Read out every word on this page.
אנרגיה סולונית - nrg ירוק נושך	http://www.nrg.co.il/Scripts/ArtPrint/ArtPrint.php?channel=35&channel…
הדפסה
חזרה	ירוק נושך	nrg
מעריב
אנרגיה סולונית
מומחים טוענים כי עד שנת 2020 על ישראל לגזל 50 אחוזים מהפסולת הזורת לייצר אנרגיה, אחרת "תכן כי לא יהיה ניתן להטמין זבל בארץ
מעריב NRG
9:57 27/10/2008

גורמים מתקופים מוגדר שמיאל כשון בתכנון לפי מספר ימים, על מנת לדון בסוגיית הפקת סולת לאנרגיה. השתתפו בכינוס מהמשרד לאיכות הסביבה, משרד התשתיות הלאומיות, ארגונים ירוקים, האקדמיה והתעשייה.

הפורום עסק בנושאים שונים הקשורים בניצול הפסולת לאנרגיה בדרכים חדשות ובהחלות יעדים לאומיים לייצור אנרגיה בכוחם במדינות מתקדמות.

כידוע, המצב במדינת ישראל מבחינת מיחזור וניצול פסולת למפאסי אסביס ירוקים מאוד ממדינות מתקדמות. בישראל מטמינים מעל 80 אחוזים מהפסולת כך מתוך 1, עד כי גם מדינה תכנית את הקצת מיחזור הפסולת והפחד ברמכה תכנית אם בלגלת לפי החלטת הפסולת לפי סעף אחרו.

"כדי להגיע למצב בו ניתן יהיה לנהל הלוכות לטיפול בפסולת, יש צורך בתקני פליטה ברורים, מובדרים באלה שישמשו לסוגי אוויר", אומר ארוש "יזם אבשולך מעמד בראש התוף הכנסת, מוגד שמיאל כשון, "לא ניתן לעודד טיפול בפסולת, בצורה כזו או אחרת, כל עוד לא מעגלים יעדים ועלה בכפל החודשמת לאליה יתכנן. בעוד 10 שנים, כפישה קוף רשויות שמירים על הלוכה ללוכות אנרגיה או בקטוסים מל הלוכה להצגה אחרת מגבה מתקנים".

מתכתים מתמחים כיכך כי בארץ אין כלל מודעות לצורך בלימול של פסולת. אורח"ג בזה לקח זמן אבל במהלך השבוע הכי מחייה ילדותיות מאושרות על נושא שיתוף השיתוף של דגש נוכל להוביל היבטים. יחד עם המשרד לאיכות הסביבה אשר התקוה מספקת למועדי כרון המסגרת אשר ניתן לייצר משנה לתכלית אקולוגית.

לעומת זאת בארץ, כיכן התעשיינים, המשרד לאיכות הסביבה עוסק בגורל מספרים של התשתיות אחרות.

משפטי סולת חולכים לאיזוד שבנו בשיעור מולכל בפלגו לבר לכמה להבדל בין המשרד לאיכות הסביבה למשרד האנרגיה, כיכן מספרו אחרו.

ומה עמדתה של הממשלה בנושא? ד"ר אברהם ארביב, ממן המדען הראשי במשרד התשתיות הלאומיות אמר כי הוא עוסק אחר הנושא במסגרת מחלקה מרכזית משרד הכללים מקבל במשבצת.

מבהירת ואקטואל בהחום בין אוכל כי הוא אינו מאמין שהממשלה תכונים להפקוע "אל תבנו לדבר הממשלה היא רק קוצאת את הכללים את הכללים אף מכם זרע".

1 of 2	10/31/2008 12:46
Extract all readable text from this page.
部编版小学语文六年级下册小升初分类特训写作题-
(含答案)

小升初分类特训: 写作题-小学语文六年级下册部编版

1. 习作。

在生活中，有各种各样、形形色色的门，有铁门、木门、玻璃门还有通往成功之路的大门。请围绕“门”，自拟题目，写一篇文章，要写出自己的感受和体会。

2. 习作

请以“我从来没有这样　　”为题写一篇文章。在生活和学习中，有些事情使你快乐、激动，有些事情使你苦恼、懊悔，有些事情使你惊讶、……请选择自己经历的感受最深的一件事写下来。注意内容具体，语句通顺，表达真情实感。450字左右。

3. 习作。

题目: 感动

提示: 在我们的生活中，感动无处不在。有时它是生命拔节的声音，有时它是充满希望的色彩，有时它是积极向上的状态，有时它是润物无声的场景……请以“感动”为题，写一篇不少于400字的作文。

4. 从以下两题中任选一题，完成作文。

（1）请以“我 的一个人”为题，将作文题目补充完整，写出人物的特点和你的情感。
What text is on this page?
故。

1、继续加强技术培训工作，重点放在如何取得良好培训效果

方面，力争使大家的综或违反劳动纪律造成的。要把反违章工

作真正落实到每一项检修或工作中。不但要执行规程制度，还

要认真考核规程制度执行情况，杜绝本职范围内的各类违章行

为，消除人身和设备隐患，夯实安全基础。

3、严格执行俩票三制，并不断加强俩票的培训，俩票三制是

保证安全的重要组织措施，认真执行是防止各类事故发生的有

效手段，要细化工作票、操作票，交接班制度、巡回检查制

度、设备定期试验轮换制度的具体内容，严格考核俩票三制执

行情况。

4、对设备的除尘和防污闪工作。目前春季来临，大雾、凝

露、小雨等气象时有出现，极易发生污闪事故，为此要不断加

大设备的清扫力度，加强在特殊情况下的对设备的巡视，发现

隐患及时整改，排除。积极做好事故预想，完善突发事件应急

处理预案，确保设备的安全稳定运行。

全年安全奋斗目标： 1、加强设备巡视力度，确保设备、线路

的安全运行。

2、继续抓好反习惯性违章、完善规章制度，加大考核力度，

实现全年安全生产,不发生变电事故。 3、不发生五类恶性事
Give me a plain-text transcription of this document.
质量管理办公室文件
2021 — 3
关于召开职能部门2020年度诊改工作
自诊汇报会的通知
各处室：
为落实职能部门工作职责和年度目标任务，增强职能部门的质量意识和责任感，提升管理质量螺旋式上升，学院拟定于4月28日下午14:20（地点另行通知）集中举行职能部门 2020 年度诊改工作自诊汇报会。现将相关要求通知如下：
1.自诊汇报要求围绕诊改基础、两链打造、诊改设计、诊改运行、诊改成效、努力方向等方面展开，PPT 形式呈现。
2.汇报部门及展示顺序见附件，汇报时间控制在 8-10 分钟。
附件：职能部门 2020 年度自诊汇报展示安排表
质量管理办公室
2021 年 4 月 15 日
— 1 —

──────────

▸ **TASK PROMPT**: Go through the lines above. Select every one that has the string "לאיכות".

▸ **RESPONSE**:
גורמים מתקופים מוגדר שמיאל כשון בתכנון לפי מספר ימים, על מנת לדון בסוגיית הפקת סולת לאנרגיה. השתתפו בכינוס מהמשרד לאיכות הסביבה, משרד התשתיות הלאומיות, ארגונים ירוקים, האקדמיה והתעשייה.
מתכתים מתמחים כיכך כי בארץ אין כלל מודעות לצורך בלימול של פסולת. אורח"ג בזה לקח זמן אבל במהלך השבוע הכי מחייה ילדותיות מאושרות על נושא שיתוף השיתוף של דגש נוכל להוביל היבטים. יחד עם המשרד לאיכות הסביבה אשר התקוה מספקת למועדי כרון המסגרת אשר ניתן לייצר משנה לתכלית אקולוגית.
לעומת זאת בארץ, כיכן התעשיינים, המשרד לאיכות הסביבה עוסק בגורל מספרים של התשתיות אחרות.
משפטי סולת חולכים לאיזוד שבנו בשיעור מולכל בפלגו לבר לכמה להבדל בין המשרד לאיכות הסביבה למשרד האנרגיה, כיכן מספרו אחרו.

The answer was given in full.